WHAT YOU WILL DO:
Gather each line of the entries below that includes "climatology".

:::::

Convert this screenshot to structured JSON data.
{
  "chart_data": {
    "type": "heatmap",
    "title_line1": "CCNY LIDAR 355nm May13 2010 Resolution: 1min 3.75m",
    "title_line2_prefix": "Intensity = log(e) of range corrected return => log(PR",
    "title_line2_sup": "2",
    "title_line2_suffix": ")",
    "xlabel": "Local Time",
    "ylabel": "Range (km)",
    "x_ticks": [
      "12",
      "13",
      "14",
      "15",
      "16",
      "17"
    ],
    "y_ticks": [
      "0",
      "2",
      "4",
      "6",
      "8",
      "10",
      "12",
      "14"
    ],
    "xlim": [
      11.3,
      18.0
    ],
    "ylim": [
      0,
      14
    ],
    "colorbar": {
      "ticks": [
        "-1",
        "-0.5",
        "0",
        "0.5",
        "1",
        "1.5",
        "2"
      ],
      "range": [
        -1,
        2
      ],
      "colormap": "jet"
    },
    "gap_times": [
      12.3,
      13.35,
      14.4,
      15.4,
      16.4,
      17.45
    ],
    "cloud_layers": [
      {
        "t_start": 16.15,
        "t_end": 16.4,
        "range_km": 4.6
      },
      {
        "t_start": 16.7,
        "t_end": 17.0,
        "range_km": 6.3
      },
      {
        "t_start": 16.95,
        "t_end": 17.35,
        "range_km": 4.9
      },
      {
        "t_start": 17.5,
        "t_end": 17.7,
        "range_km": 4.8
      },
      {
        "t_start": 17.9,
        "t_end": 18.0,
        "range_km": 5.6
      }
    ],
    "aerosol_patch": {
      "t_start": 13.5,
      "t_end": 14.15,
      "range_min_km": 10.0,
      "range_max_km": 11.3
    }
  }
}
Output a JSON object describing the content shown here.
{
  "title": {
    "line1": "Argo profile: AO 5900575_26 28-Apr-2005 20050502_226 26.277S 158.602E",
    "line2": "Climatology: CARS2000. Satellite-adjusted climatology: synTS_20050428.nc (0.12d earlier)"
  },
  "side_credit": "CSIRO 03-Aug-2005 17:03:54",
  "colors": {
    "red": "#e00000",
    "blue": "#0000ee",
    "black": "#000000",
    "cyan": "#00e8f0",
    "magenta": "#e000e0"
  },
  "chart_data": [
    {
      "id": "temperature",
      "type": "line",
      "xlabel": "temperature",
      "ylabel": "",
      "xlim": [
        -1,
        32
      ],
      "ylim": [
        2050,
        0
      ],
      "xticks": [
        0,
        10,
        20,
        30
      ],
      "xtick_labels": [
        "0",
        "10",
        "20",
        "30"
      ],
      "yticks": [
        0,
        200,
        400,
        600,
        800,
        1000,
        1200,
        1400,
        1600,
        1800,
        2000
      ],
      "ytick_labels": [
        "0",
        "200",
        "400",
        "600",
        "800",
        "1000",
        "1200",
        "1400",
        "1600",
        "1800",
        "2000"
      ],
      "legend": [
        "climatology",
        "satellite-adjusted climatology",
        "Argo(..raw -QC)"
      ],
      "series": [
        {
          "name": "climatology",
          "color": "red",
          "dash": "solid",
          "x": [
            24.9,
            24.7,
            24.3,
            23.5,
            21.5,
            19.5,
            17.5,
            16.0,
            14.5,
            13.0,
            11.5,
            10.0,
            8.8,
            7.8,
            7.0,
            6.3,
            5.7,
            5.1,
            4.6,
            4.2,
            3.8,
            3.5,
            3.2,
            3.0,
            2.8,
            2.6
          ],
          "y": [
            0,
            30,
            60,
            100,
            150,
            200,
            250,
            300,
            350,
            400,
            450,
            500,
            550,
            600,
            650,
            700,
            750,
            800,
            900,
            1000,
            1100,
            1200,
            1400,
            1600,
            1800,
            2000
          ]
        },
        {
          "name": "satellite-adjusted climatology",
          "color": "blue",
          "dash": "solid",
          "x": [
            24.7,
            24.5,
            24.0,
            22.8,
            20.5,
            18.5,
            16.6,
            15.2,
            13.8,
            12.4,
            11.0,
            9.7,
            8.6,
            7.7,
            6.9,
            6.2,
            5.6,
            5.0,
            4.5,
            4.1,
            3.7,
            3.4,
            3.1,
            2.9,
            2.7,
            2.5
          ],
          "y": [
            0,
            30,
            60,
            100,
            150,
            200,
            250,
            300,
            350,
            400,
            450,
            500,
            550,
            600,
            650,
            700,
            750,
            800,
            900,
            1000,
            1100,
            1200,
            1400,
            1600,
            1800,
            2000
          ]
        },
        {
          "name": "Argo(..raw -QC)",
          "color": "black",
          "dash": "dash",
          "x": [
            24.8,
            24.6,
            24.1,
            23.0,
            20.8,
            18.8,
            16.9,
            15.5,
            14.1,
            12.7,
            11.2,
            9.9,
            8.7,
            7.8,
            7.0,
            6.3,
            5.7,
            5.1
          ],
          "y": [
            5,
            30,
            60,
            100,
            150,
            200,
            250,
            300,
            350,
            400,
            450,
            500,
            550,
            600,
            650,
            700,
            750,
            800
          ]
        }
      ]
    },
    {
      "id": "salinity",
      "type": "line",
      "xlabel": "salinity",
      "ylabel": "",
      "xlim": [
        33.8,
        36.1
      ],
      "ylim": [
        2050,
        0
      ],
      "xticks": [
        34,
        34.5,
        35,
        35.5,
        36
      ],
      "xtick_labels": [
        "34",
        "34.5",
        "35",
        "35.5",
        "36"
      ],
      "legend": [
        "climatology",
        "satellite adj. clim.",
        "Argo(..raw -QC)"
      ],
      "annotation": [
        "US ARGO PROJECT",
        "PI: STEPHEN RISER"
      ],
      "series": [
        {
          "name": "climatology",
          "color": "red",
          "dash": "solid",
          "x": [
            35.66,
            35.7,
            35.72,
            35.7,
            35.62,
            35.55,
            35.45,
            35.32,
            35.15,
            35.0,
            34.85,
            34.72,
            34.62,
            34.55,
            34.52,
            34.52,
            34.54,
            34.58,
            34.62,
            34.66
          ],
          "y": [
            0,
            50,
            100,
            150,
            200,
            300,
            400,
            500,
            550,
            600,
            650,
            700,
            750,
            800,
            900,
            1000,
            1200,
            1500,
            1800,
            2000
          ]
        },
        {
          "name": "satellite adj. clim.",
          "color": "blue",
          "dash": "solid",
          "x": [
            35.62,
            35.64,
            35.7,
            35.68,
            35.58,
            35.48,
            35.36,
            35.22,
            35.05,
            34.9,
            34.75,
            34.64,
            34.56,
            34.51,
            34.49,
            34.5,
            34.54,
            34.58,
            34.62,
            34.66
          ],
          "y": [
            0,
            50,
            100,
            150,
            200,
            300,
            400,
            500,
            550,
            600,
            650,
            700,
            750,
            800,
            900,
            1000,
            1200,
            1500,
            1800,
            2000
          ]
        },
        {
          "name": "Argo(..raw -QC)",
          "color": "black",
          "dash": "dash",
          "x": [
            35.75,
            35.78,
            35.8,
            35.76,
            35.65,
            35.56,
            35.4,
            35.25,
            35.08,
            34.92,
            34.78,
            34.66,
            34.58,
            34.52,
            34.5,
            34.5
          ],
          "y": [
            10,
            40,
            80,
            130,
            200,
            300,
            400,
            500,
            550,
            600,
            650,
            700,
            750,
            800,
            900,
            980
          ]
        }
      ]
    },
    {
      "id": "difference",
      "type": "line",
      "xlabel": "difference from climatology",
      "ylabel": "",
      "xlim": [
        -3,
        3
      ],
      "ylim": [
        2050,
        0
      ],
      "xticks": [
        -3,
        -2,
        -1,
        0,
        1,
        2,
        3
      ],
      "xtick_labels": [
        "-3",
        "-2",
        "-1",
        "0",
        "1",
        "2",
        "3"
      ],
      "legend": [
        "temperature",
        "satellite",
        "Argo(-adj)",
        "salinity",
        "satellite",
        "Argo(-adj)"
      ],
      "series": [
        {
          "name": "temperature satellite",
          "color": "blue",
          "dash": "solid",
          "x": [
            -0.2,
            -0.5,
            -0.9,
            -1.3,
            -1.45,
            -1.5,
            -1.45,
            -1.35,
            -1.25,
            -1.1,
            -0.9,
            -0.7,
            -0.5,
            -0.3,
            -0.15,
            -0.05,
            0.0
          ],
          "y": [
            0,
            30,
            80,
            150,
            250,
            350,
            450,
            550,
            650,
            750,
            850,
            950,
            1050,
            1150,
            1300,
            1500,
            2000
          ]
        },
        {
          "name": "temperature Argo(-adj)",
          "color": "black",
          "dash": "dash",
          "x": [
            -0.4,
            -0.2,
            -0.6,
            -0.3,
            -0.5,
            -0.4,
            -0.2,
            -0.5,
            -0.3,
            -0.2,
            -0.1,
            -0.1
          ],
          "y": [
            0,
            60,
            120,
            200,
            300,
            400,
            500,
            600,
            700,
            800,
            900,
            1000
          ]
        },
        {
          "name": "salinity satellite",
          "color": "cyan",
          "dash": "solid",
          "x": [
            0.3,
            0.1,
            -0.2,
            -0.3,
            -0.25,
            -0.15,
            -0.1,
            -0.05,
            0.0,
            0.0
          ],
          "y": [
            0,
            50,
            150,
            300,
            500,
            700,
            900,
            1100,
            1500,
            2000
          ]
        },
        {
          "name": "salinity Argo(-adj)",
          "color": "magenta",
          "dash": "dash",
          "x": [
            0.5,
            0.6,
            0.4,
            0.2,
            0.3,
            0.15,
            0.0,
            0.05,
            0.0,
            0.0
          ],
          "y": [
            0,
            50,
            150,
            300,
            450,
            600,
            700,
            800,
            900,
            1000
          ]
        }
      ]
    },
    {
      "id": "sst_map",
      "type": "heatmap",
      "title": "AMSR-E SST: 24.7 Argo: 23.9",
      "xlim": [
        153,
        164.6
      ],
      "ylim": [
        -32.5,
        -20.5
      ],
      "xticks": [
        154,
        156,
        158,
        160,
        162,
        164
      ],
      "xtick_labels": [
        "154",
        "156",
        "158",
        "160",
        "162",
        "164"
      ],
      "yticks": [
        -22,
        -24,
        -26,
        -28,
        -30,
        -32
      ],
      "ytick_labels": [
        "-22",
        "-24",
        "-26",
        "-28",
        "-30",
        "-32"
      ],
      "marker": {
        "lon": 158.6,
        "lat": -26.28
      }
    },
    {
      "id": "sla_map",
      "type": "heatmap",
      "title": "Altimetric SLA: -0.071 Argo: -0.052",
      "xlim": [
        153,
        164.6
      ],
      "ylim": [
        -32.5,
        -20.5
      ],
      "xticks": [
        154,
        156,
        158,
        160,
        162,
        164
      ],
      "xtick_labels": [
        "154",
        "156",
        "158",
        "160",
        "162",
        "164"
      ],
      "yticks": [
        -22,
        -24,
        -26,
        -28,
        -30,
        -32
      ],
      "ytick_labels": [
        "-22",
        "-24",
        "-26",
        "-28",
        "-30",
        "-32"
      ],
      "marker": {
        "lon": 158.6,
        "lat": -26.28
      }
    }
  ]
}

:::::

SOLUTION TO THIS PROBLEM:
    "line2": "Climatology: CARS2000. Satellite-adjusted climatology: synTS_20050428.nc (0.12d earlier)"
        "climatology",
        "satellite-adjusted climatology",
          "name": "climatology",
          "name": "satellite-adjusted climatology",
        "climatology",
          "name": "climatology",
      "xlabel": "difference from climatology",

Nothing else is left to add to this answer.